**** Dataset ****

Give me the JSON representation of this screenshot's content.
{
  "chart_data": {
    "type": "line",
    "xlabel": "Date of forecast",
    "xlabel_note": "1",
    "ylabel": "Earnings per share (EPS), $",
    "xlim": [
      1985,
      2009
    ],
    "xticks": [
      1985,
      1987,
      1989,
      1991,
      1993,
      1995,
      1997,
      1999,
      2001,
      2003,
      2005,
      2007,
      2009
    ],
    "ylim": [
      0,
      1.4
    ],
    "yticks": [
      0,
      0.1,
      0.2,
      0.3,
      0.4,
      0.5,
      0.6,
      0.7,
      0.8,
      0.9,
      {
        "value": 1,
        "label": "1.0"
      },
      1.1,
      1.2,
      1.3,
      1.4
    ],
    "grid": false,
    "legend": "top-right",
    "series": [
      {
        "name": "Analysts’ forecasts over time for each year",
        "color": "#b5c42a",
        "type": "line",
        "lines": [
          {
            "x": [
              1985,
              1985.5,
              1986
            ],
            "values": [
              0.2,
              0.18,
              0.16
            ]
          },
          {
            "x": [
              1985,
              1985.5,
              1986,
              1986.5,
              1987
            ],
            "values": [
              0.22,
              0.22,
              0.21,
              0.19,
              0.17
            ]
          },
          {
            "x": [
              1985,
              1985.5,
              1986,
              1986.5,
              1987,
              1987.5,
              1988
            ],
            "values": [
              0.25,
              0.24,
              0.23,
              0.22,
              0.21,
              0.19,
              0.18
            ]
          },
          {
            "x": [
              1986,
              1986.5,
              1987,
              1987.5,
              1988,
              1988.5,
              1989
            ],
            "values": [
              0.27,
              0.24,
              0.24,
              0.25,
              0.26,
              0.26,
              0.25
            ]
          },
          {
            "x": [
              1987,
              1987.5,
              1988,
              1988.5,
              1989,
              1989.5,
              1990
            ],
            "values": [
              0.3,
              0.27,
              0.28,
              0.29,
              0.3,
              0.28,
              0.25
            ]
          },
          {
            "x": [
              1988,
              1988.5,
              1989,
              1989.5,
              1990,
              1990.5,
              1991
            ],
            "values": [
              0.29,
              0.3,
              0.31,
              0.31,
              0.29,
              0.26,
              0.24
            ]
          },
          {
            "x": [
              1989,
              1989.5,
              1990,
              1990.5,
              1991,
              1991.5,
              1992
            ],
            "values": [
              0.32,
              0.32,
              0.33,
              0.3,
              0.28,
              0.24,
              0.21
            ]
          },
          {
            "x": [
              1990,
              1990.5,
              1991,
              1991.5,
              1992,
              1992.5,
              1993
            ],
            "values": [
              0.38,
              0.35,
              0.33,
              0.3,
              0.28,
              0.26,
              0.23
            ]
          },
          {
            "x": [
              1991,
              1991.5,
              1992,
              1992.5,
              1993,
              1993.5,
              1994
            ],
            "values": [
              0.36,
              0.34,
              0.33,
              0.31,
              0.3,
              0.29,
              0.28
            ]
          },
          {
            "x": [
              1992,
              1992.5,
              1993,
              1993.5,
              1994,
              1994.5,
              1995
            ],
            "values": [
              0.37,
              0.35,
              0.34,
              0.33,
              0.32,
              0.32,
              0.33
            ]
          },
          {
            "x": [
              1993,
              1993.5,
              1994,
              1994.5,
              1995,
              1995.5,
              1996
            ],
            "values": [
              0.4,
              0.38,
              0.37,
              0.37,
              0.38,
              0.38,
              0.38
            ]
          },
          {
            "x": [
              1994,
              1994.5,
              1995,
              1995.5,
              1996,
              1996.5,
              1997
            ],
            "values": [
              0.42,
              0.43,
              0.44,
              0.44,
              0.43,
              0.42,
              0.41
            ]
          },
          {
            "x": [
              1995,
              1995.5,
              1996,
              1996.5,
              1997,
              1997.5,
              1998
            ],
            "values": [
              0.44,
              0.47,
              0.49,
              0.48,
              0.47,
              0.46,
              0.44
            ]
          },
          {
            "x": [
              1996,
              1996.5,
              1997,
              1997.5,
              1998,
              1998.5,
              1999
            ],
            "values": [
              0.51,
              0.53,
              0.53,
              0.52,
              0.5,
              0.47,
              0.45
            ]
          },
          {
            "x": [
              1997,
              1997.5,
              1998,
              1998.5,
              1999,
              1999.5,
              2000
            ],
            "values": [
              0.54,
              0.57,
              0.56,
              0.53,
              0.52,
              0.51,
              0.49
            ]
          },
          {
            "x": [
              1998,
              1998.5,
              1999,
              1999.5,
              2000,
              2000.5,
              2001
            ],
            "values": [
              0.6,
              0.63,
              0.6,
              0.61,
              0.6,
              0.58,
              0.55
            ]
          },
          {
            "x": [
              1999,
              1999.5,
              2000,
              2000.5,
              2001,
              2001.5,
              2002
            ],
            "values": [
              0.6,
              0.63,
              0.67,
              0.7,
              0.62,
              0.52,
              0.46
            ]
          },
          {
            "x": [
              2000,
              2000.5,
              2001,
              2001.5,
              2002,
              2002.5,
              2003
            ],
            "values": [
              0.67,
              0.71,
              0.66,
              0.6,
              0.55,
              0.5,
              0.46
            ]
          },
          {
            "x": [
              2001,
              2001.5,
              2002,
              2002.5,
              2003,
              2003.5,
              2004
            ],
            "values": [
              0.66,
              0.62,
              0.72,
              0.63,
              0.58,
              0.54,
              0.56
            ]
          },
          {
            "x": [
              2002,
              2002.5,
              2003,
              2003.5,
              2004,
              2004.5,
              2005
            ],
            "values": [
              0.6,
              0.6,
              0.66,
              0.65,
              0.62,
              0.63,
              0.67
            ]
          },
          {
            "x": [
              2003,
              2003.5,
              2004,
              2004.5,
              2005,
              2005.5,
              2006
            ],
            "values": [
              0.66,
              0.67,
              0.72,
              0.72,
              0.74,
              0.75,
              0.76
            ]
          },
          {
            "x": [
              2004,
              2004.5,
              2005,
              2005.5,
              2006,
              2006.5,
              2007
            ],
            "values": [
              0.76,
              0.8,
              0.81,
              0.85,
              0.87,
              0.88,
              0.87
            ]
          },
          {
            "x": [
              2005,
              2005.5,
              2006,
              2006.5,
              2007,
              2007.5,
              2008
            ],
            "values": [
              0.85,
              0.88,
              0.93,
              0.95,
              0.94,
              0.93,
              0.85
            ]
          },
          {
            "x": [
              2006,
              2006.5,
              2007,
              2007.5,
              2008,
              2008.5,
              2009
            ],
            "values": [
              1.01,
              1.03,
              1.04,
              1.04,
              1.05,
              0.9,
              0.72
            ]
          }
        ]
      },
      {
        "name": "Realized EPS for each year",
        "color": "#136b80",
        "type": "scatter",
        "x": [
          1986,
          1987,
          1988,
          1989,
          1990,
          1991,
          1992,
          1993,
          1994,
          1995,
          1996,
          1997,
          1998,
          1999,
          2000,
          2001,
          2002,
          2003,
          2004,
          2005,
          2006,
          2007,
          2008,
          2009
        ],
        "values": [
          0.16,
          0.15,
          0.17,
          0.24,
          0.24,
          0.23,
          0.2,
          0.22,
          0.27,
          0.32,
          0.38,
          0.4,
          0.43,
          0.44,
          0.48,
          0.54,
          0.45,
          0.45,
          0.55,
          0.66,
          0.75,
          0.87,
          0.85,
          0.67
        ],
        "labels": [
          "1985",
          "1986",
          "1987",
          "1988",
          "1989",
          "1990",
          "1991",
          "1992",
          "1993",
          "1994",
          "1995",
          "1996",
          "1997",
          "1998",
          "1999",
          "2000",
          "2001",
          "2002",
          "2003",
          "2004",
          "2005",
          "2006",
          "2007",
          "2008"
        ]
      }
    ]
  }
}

****

▸ **Task description**
Retype every entry above, word for word.

▸ **Result for this exercise**
Give me the JSON representation of this screenshot's content.
{
  "chart_data": {
    "type": "line",
    "xlabel": "Date of forecast",
    "xlabel_note": "1",
    "ylabel": "Earnings per share (EPS), $",
    "xlim": [
      1985,
      2009
    ],
    "xticks": [
      1985,
      1987,
      1989,
      1991,
      1993,
      1995,
      1997,
      1999,
      2001,
      2003,
      2005,
      2007,
      2009
    ],
    "ylim": [
      0,
      1.4
    ],
    "yticks": [
      0,
      0.1,
      0.2,
      0.3,
      0.4,
      0.5,
      0.6,
      0.7,
      0.8,
      0.9,
      {
        "value": 1,
        "label": "1.0"
      },
      1.1,
      1.2,
      1.3,
      1.4
    ],
    "grid": false,
    "legend": "top-right",
    "series": [
      {
        "name": "Analysts’ forecasts over time for each year",
        "color": "#b5c42a",
        "type": "line",
        "lines": [
          {
            "x": [
              1985,
              1985.5,
              1986
            ],
            "values": [
              0.2,
              0.18,
              0.16
            ]
          },
          {
            "x": [
              1985,
              1985.5,
              1986,
              1986.5,
              1987
            ],
            "values": [
              0.22,
              0.22,
              0.21,
              0.19,
              0.17
            ]
          },
          {
            "x": [
              1985,
              1985.5,
              1986,
              1986.5,
              1987,
              1987.5,
              1988
            ],
            "values": [
              0.25,
              0.24,
              0.23,
              0.22,
              0.21,
              0.19,
              0.18
            ]
          },
          {
            "x": [
              1986,
              1986.5,
              1987,
              1987.5,
              1988,
              1988.5,
              1989
            ],
            "values": [
              0.27,
              0.24,
              0.24,
              0.25,
              0.26,
              0.26,
              0.25
            ]
          },
          {
            "x": [
              1987,
              1987.5,
              1988,
              1988.5,
              1989,
              1989.5,
              1990
            ],
            "values": [
              0.3,
              0.27,
              0.28,
              0.29,
              0.3,
              0.28,
              0.25
            ]
          },
          {
            "x": [
              1988,
              1988.5,
              1989,
              1989.5,
              1990,
              1990.5,
              1991
            ],
            "values": [
              0.29,
              0.3,
              0.31,
              0.31,
              0.29,
              0.26,
              0.24
            ]
          },
          {
            "x": [
              1989,
              1989.5,
              1990,
              1990.5,
              1991,
              1991.5,
              1992
            ],
            "values": [
              0.32,
              0.32,
              0.33,
              0.3,
              0.28,
              0.24,
              0.21
            ]
          },
          {
            "x": [
              1990,
              1990.5,
              1991,
              1991.5,
              1992,
              1992.5,
              1993
            ],
            "values": [
              0.38,
              0.35,
              0.33,
              0.3,
              0.28,
              0.26,
              0.23
            ]
          },
          {
            "x": [
              1991,
              1991.5,
              1992,
              1992.5,
              1993,
              1993.5,
              1994
            ],
            "values": [
              0.36,
              0.34,
              0.33,
              0.31,
              0.3,
              0.29,
              0.28
            ]
          },
          {
            "x": [
              1992,
              1992.5,
              1993,
              1993.5,
              1994,
              1994.5,
              1995
            ],
            "values": [
              0.37,
              0.35,
              0.34,
              0.33,
              0.32,
              0.32,
              0.33
            ]
          },
          {
            "x": [
              1993,
              1993.5,
              1994,
              1994.5,
              1995,
              1995.5,
              1996
            ],
            "values": [
              0.4,
              0.38,
              0.37,
              0.37,
              0.38,
              0.38,
              0.38
            ]
          },
          {
            "x": [
              1994,
              1994.5,
              1995,
              1995.5,
              1996,
              1996.5,
              1997
            ],
            "values": [
              0.42,
              0.43,
              0.44,
              0.44,
              0.43,
              0.42,
              0.41
            ]
          },
          {
            "x": [
              1995,
              1995.5,
              1996,
              1996.5,
              1997,
              1997.5,
              1998
            ],
            "values": [
              0.44,
              0.47,
              0.49,
              0.48,
              0.47,
              0.46,
              0.44
            ]
          },
          {
            "x": [
              1996,
              1996.5,
              1997,
              1997.5,
              1998,
              1998.5,
              1999
            ],
            "values": [
              0.51,
              0.53,
              0.53,
              0.52,
              0.5,
              0.47,
              0.45
            ]
          },
          {
            "x": [
              1997,
              1997.5,
              1998,
              1998.5,
              1999,
              1999.5,
              2000
            ],
            "values": [
              0.54,
              0.57,
              0.56,
              0.53,
              0.52,
              0.51,
              0.49
            ]
          },
          {
            "x": [
              1998,
              1998.5,
              1999,
              1999.5,
              2000,
              2000.5,
              2001
            ],
            "values": [
              0.6,
              0.63,
              0.6,
              0.61,
              0.6,
              0.58,
              0.55
            ]
          },
          {
            "x": [
              1999,
              1999.5,
              2000,
              2000.5,
              2001,
              2001.5,
              2002
            ],
            "values": [
              0.6,
              0.63,
              0.67,
              0.7,
              0.62,
              0.52,
              0.46
            ]
          },
          {
            "x": [
              2000,
              2000.5,
              2001,
              2001.5,
              2002,
              2002.5,
              2003
            ],
            "values": [
              0.67,
              0.71,
              0.66,
              0.6,
              0.55,
              0.5,
              0.46
            ]
          },
          {
            "x": [
              2001,
              2001.5,
              2002,
              2002.5,
              2003,
              2003.5,
              2004
            ],
            "values": [
              0.66,
              0.62,
              0.72,
              0.63,
              0.58,
              0.54,
              0.56
            ]
          },
          {
            "x": [
              2002,
              2002.5,
              2003,
              2003.5,
              2004,
              2004.5,
              2005
            ],
            "values": [
              0.6,
              0.6,
              0.66,
              0.65,
              0.62,
              0.63,
              0.67
            ]
          },
          {
            "x": [
              2003,
              2003.5,
              2004,
              2004.5,
              2005,
              2005.5,
              2006
            ],
            "values": [
              0.66,
              0.67,
              0.72,
              0.72,
              0.74,
              0.75,
              0.76
            ]
          },
          {
            "x": [
              2004,
              2004.5,
              2005,
              2005.5,
              2006,
              2006.5,
              2007
            ],
            "values": [
              0.76,
              0.8,
              0.81,
              0.85,
              0.87,
              0.88,
              0.87
            ]
          },
          {
            "x": [
              2005,
              2005.5,
              2006,
              2006.5,
              2007,
              2007.5,
              2008
            ],
            "values": [
              0.85,
              0.88,
              0.93,
              0.95,
              0.94,
              0.93,
              0.85
            ]
          },
          {
            "x": [
              2006,
              2006.5,
              2007,
              2007.5,
              2008,
              2008.5,
              2009
            ],
            "values": [
              1.01,
              1.03,
              1.04,
              1.04,
              1.05,
              0.9,
              0.72
            ]
          }
        ]
      },
      {
        "name": "Realized EPS for each year",
        "color": "#136b80",
        "type": "scatter",
        "x": [
          1986,
          1987,
          1988,
          1989,
          1990,
          1991,
          1992,
          1993,
          1994,
          1995,
          1996,
          1997,
          1998,
          1999,
          2000,
          2001,
          2002,
          2003,
          2004,
          2005,
          2006,
          2007,
          2008,
          2009
        ],
        "values": [
          0.16,
          0.15,
          0.17,
          0.24,
          0.24,
          0.23,
          0.2,
          0.22,
          0.27,
          0.32,
          0.38,
          0.4,
          0.43,
          0.44,
          0.48,
          0.54,
          0.45,
          0.45,
          0.55,
          0.66,
          0.75,
          0.87,
          0.85,
          0.67
        ],
        "labels": [
          "1985",
          "1986",
          "1987",
          "1988",
          "1989",
          "1990",
          "1991",
          "1992",
          "1993",
          "1994",
          "1995",
          "1996",
          "1997",
          "1998",
          "1999",
          "2000",
          "2001",
          "2002",
          "2003",
          "2004",
          "2005",
          "2006",
          "2007",
          "2008"
        ]
      }
    ]
  }
}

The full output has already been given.